Exercise aim. Word for word, reproduce each of the entries.

(Transcribed page data)

#####

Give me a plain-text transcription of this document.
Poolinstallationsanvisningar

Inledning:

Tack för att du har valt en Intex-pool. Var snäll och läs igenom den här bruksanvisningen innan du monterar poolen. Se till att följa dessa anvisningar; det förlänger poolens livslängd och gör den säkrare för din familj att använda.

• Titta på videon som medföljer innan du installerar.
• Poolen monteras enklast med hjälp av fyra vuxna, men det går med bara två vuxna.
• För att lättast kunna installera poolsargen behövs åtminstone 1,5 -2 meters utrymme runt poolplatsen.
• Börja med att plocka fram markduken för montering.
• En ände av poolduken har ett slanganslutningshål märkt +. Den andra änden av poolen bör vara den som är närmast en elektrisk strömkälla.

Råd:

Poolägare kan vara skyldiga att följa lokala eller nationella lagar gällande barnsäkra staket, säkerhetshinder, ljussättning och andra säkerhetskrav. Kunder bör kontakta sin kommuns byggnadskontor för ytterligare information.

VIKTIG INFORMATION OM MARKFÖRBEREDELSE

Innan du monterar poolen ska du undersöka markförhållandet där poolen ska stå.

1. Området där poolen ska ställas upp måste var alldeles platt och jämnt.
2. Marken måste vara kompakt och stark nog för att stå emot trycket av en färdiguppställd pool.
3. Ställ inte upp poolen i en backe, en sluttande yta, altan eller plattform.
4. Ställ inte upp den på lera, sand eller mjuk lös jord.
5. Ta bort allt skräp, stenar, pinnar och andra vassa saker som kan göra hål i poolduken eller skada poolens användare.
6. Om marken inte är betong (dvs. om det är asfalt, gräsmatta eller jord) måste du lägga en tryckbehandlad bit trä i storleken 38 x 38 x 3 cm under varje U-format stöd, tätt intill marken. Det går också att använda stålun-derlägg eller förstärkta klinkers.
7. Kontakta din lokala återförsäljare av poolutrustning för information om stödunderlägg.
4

#####

Exercise solution.
Give me a plain-text transcription of this document.
Poolinstallationsanvisningar

Inledning:

Tack för att du har valt en Intex-pool. Var snäll och läs igenom den här bruksanvisningen innan du monterar poolen. Se till att följa dessa anvisningar; det förlänger poolens livslängd och gör den säkrare för din familj att använda.

• Titta på videon som medföljer innan du installerar.
• Poolen monteras enklast med hjälp av fyra vuxna, men det går med bara två vuxna.
• För att lättast kunna installera poolsargen behövs åtminstone 1,5 -2 meters utrymme runt poolplatsen.
• Börja med att plocka fram markduken för montering.
• En ände av poolduken har ett slanganslutningshål märkt +. Den andra änden av poolen bör vara den som är närmast en elektrisk strömkälla.

Råd:

Poolägare kan vara skyldiga att följa lokala eller nationella lagar gällande barnsäkra staket, säkerhetshinder, ljussättning och andra säkerhetskrav. Kunder bör kontakta sin kommuns byggnadskontor för ytterligare information.

VIKTIG INFORMATION OM MARKFÖRBEREDELSE

Innan du monterar poolen ska du undersöka markförhållandet där poolen ska stå.

1. Området där poolen ska ställas upp måste var alldeles platt och jämnt.
2. Marken måste vara kompakt och stark nog för att stå emot trycket av en färdiguppställd pool.
3. Ställ inte upp poolen i en backe, en sluttande yta, altan eller plattform.
4. Ställ inte upp den på lera, sand eller mjuk lös jord.
5. Ta bort allt skräp, stenar, pinnar och andra vassa saker som kan göra hål i poolduken eller skada poolens användare.
6. Om marken inte är betong (dvs. om det är asfalt, gräsmatta eller jord) måste du lägga en tryckbehandlad bit trä i storleken 38 x 38 x 3 cm under varje U-format stöd, tätt intill marken. Det går också att använda stålun-derlägg eller förstärkta klinkers.
7. Kontakta din lokala återförsäljare av poolutrustning för information om stödunderlägg.
4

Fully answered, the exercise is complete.